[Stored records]
......

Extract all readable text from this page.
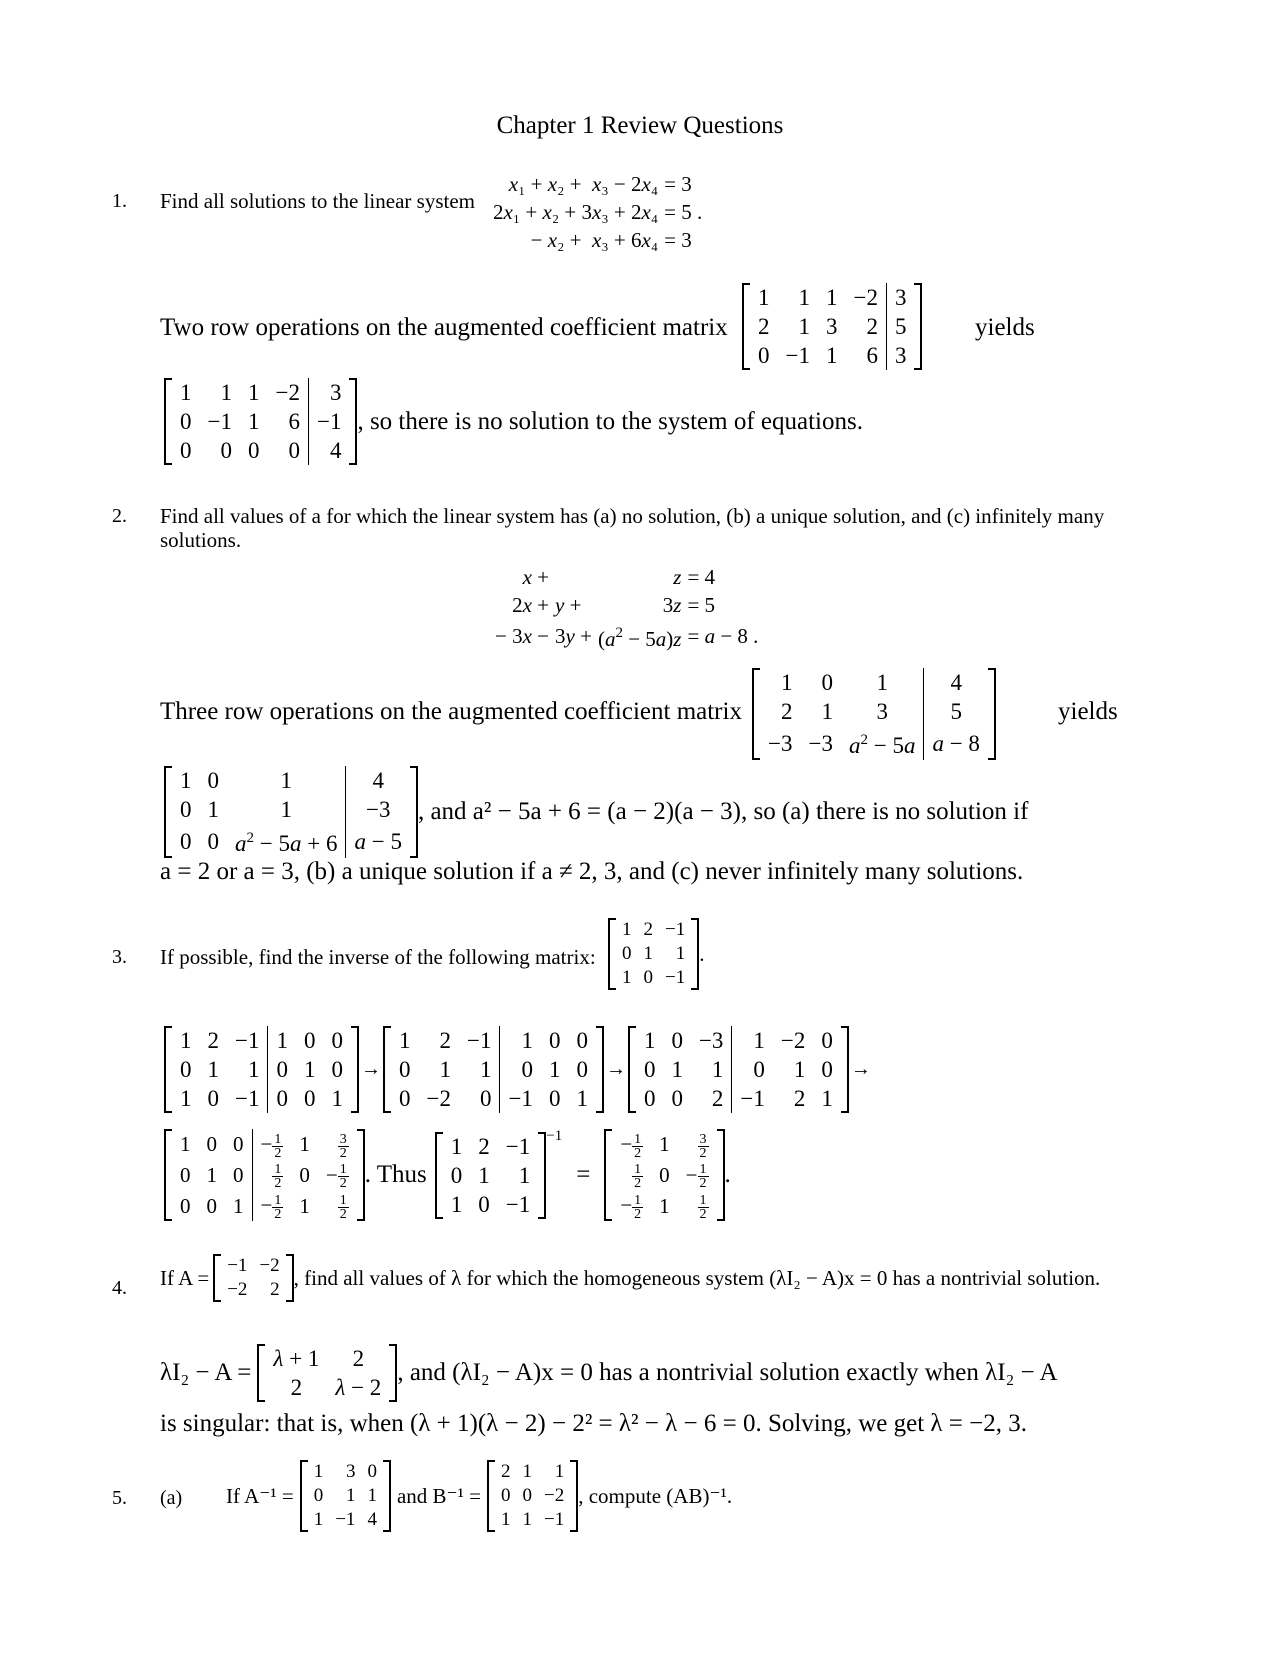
Chapter 1 Review Questions
1. Find all solutions to the linear system
x₁ + x₂ +  x₃ − 2x₄	= 3
2x₁ + x₂ + 3x₃ + 2x₄	= 5 .
− x₂ +  x₃ + 6x₄	= 3
Two row operations on the augmented coefficient matrix
1	1	1	−2	3
2	1	3	2	5
0	−1	1	6	3
yields
1	1	1	−2	3
0	−1	1	6	−1
0	0	0	0	4
, so there is no solution to the system of equations.
2. Find all values of a for which the linear system has (a) no solution, (b) a unique solution, and (c) infinitely many
solutions.
x +		z	= 4
2x +	y +	3z	= 5
− 3x −	3y +	$(a^2 - 5a)z$	= a − 8 .
Three row operations on the augmented coefficient matrix
1	0	1	4
2	1	3	5
−3	−3	$a^2 - 5a$	a − 8
yields
1	0	1	4
0	1	1	−3
0	0	$a^2 - 5a + 6$	a − 5
, and a² − 5a + 6 = (a − 2)(a − 3), so (a) there is no solution if
a = 2 or a = 3, (b) a unique solution if a ≠ 2, 3, and (c) never infinitely many solutions.
3. If possible, find the inverse of the following matrix:
1	2	−1
0	1	1
1	0	−1
.
1	2	−1	1	0	0
0	1	1	0	1	0
1	0	−1	0	0	1
→
1	2	−1	1	0	0
0	1	1	0	1	0
0	−2	0	−1	0	1
→
1	0	−3	1	−2	0
0	1	1	0	1	0
0	0	2	−1	2	1
→
1	0	0	− $\frac{1}{2}$	1	$\frac{3}{2}$

0	1	0	$\frac{1}{2}$	0	− $\frac{1}{2}$

0	0	1	− $\frac{1}{2}$	1	$\frac{1}{2}$
. Thus
1	2	−1
0	1	1
1	0	−1
−1
=
− $\frac{1}{2}$	1	$\frac{3}{2}$

$\frac{1}{2}$	0	− $\frac{1}{2}$

− $\frac{1}{2}$	1	$\frac{1}{2}$
.
4. If A = −1	−2
−2	2 , find all values of λ for which the homogeneous system (λI₂ − A)x = 0 has a nontrivial solution.
λI₂ − A =
λ + 1	2
2	λ − 2
, and (λI₂ − A)x = 0 has a nontrivial solution exactly when λI₂ − A
is singular: that is, when (λ + 1)(λ − 2) − 2² = λ² − λ − 6 = 0. Solving, we get λ = −2, 3.
5. (a) If A⁻¹ =
1	3	0
0	1	1
1	−1	4
and B⁻¹ =
2	1	1
0	0	−2
1	1	−1
, compute (AB)⁻¹.
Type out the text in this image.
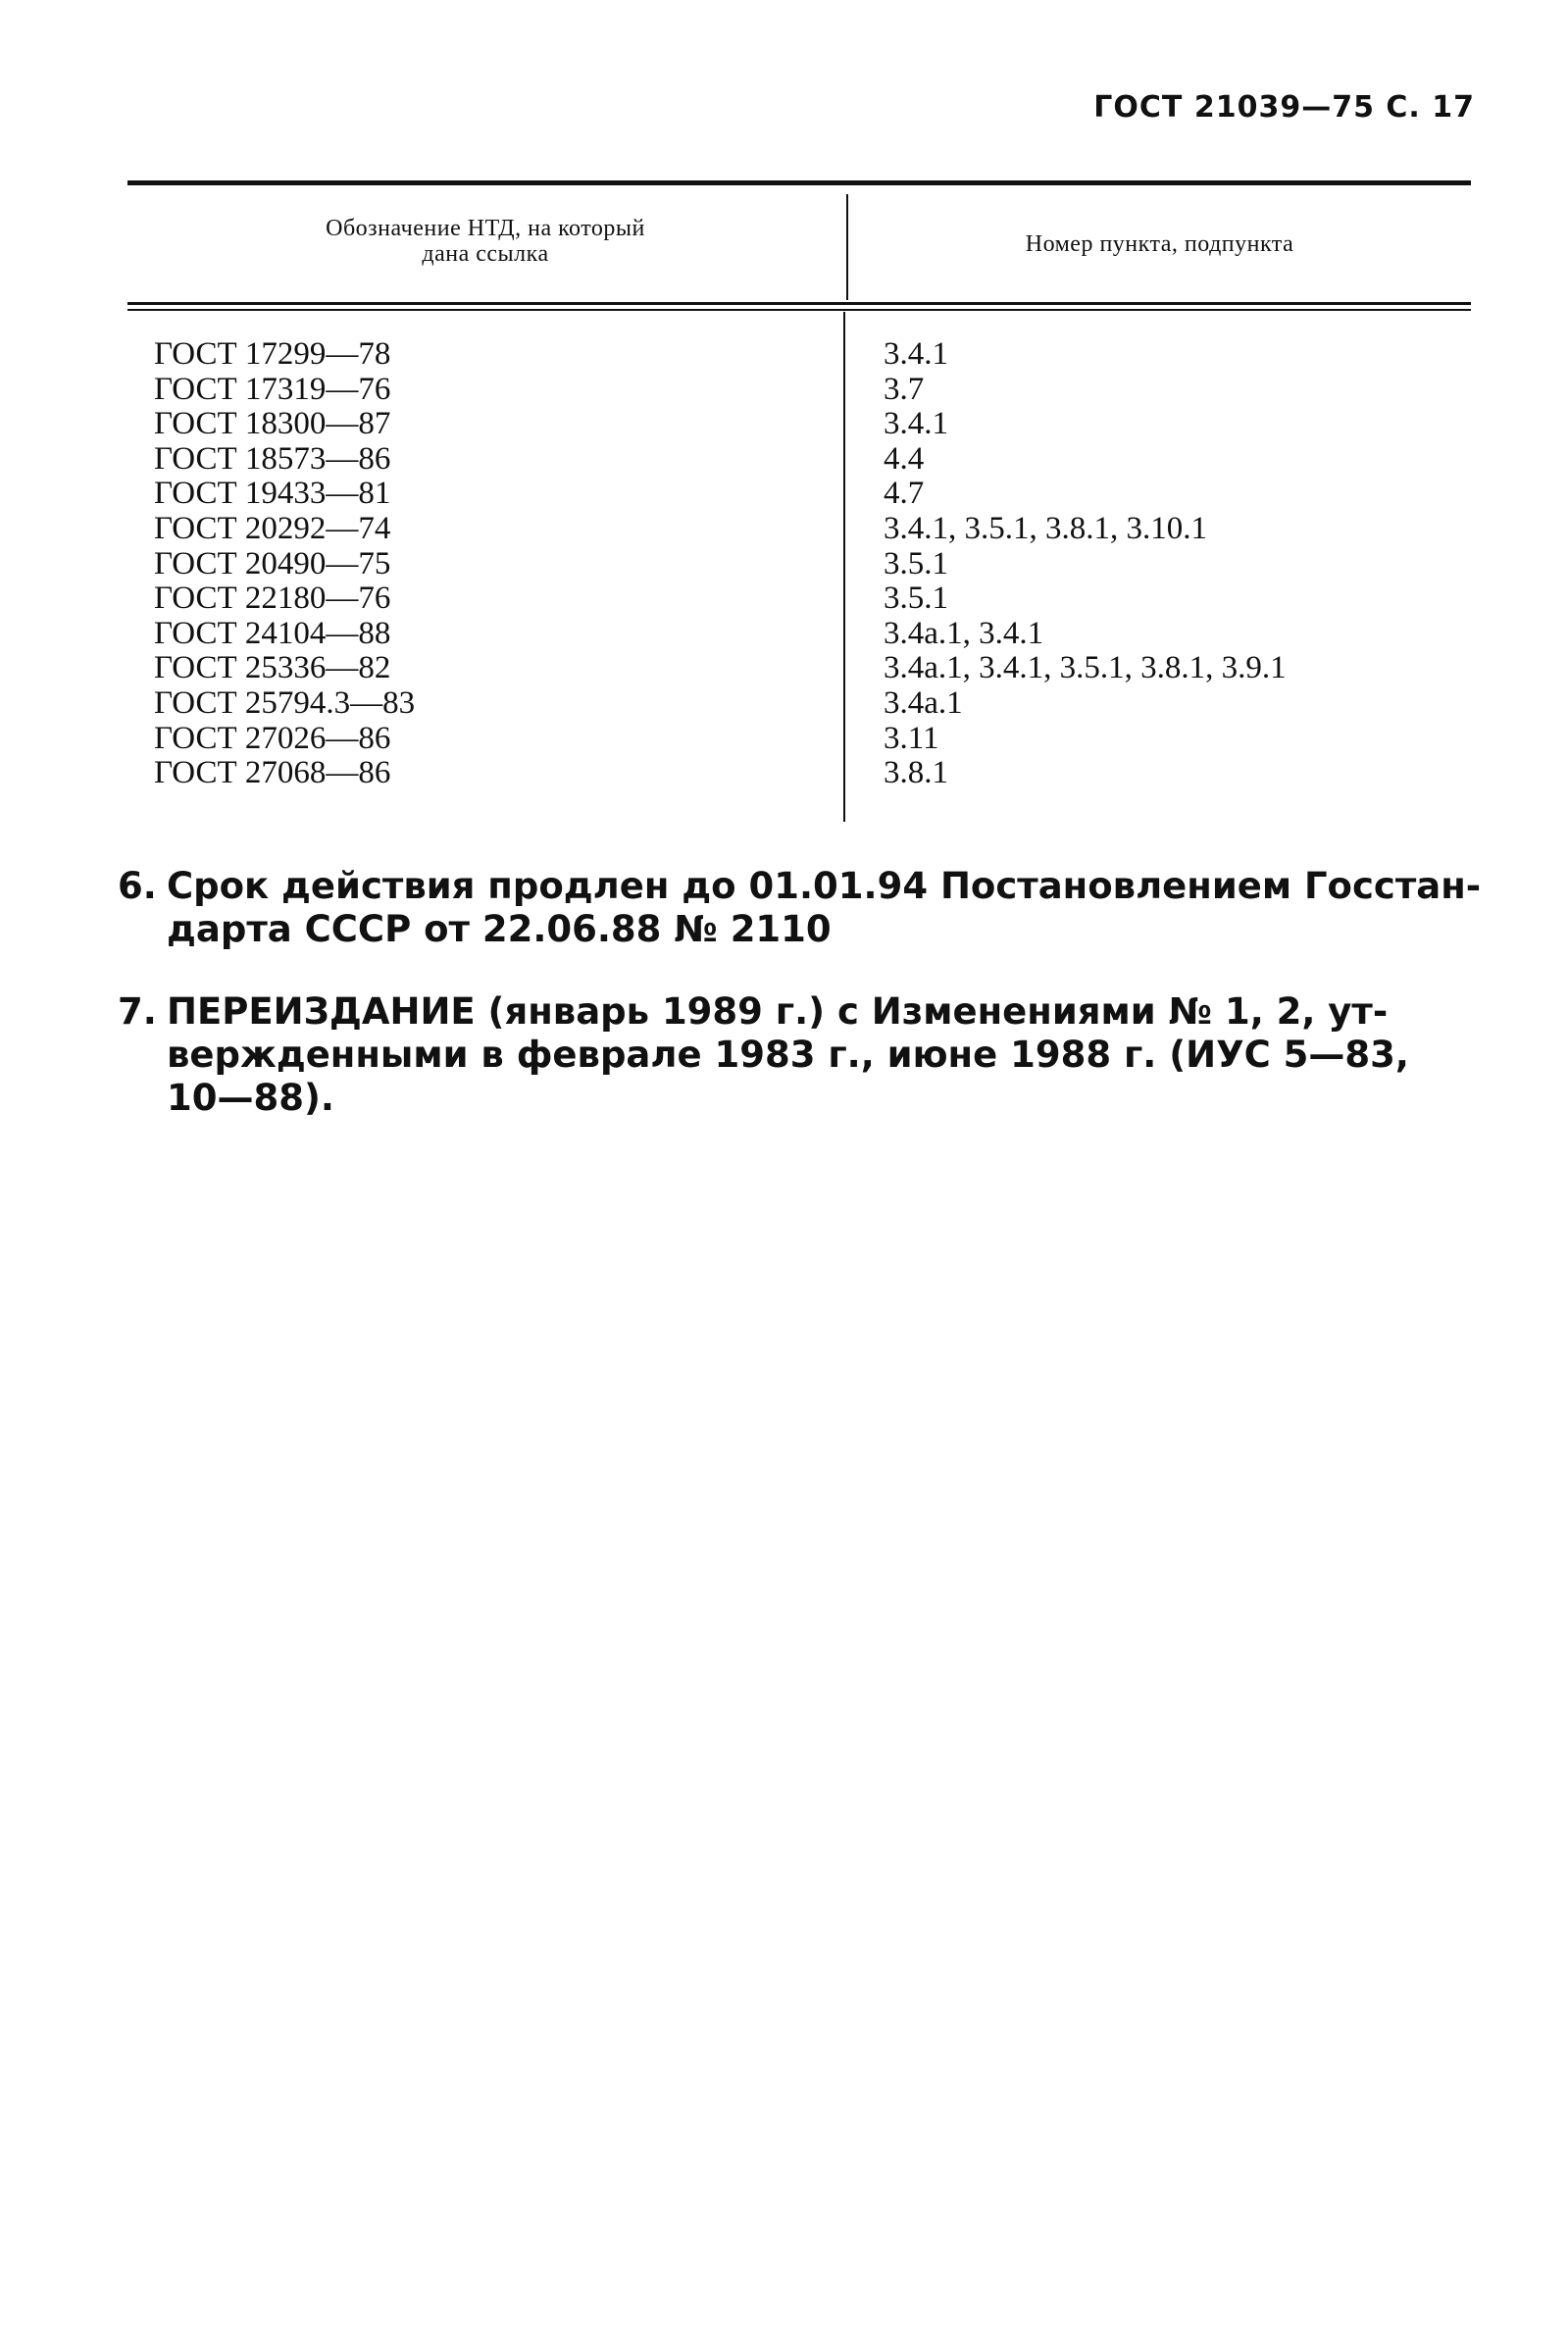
ГОСТ 21039—75 С. 17
Обозначение НТД, на который
дана ссылка	Номер пункта, подпункта
ГОСТ 17299—78
ГОСТ 17319—76
ГОСТ 18300—87
ГОСТ 18573—86
ГОСТ 19433—81
ГОСТ 20292—74
ГОСТ 20490—75
ГОСТ 22180—76
ГОСТ 24104—88
ГОСТ 25336—82
ГОСТ 25794.3—83
ГОСТ 27026—86
ГОСТ 27068—86
3.4.1
3.7
3.4.1
4.4
4.7
3.4.1, 3.5.1, 3.8.1, 3.10.1
3.5.1
3.5.1
3.4а.1, 3.4.1
3.4а.1, 3.4.1, 3.5.1, 3.8.1, 3.9.1
3.4а.1
3.11
3.8.1
6. Срок действия продлен до 01.01.94 Постановлением Госстан-
дарта СССР от 22.06.88 № 2110
7. ПЕРЕИЗДАНИЕ (январь 1989 г.) с Изменениями № 1, 2, ут-
вержденными в феврале 1983 г., июне 1988 г. (ИУС 5—83,
10—88).
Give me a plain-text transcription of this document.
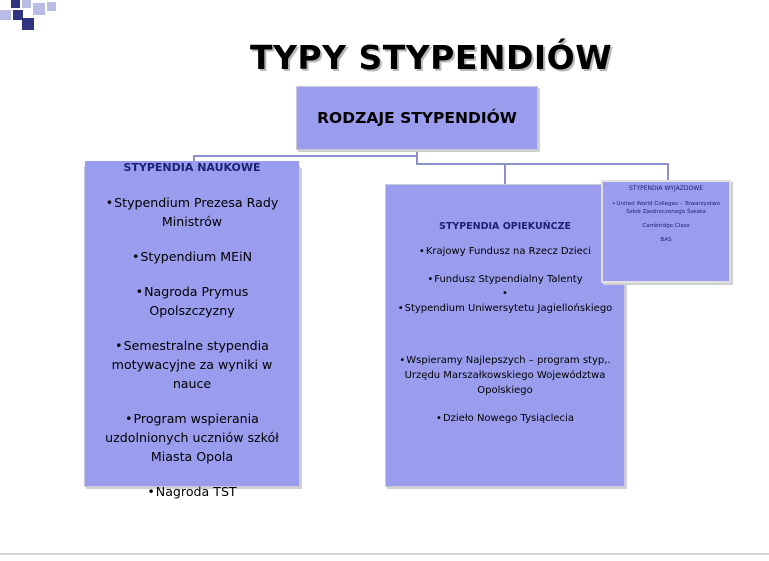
TYPY STYPENDIÓW
RODZAJE STYPENDIÓW
STYPENDIA NAUKOWE
•Stypendium Prezesa Rady Ministrów
•Stypendium MEiN
•Nagroda Prymus Opolszczyzny
•Semestralne stypendia motywacyjne za wyniki w nauce
•Program wspierania uzdolnionych uczniów szkół Miasta Opola
•Nagroda TST
STYPENDIA OPIEKUŃCZE
•Krajowy Fundusz na Rzecz Dzieci
•Fundusz Stypendialny Talenty
•
•Stypendium Uniwersytetu Jagiellońskiego
•Wspieramy Najlepszych – program styp,. Urzędu Marszałkowskiego Województwa Opolskiego
•Dzieło Nowego Tysiąclecia
STYPENDIA WYJAZDOWE
•United World Colleges – Towarzystwo Szkół Zjednoczonego Świata
Cambridge Class
BAS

......

* GIVEN TASK: Your task is to retype the lines running from the one that contains "Type out the text in this image." through the end of the records, and nothing else. Pictures are not part of the copy.

* FULL ANSWER:
Type out the text in this image.
ГОСТ 21039—75 С. 17
Обозначение НТД, на который
дана ссылка	Номер пункта, подпункта
ГОСТ 17299—78
ГОСТ 17319—76
ГОСТ 18300—87
ГОСТ 18573—86
ГОСТ 19433—81
ГОСТ 20292—74
ГОСТ 20490—75
ГОСТ 22180—76
ГОСТ 24104—88
ГОСТ 25336—82
ГОСТ 25794.3—83
ГОСТ 27026—86
ГОСТ 27068—86
3.4.1
3.7
3.4.1
4.4
4.7
3.4.1, 3.5.1, 3.8.1, 3.10.1
3.5.1
3.5.1
3.4а.1, 3.4.1
3.4а.1, 3.4.1, 3.5.1, 3.8.1, 3.9.1
3.4а.1
3.11
3.8.1
6. Срок действия продлен до 01.01.94 Постановлением Госстан-
дарта СССР от 22.06.88 № 2110
7. ПЕРЕИЗДАНИЕ (январь 1989 г.) с Изменениями № 1, 2, ут-
вержденными в феврале 1983 г., июне 1988 г. (ИУС 5—83,
10—88).
Give me a plain-text transcription of this document.
TYPY STYPENDIÓW
RODZAJE STYPENDIÓW
STYPENDIA NAUKOWE
•Stypendium Prezesa Rady Ministrów
•Stypendium MEiN
•Nagroda Prymus Opolszczyzny
•Semestralne stypendia motywacyjne za wyniki w nauce
•Program wspierania uzdolnionych uczniów szkół Miasta Opola
•Nagroda TST
STYPENDIA OPIEKUŃCZE
•Krajowy Fundusz na Rzecz Dzieci
•Fundusz Stypendialny Talenty
•
•Stypendium Uniwersytetu Jagiellońskiego
•Wspieramy Najlepszych – program styp,. Urzędu Marszałkowskiego Województwa Opolskiego
•Dzieło Nowego Tysiąclecia
STYPENDIA WYJAZDOWE
•United World Colleges – Towarzystwo Szkół Zjednoczonego Świata
Cambridge Class
BAS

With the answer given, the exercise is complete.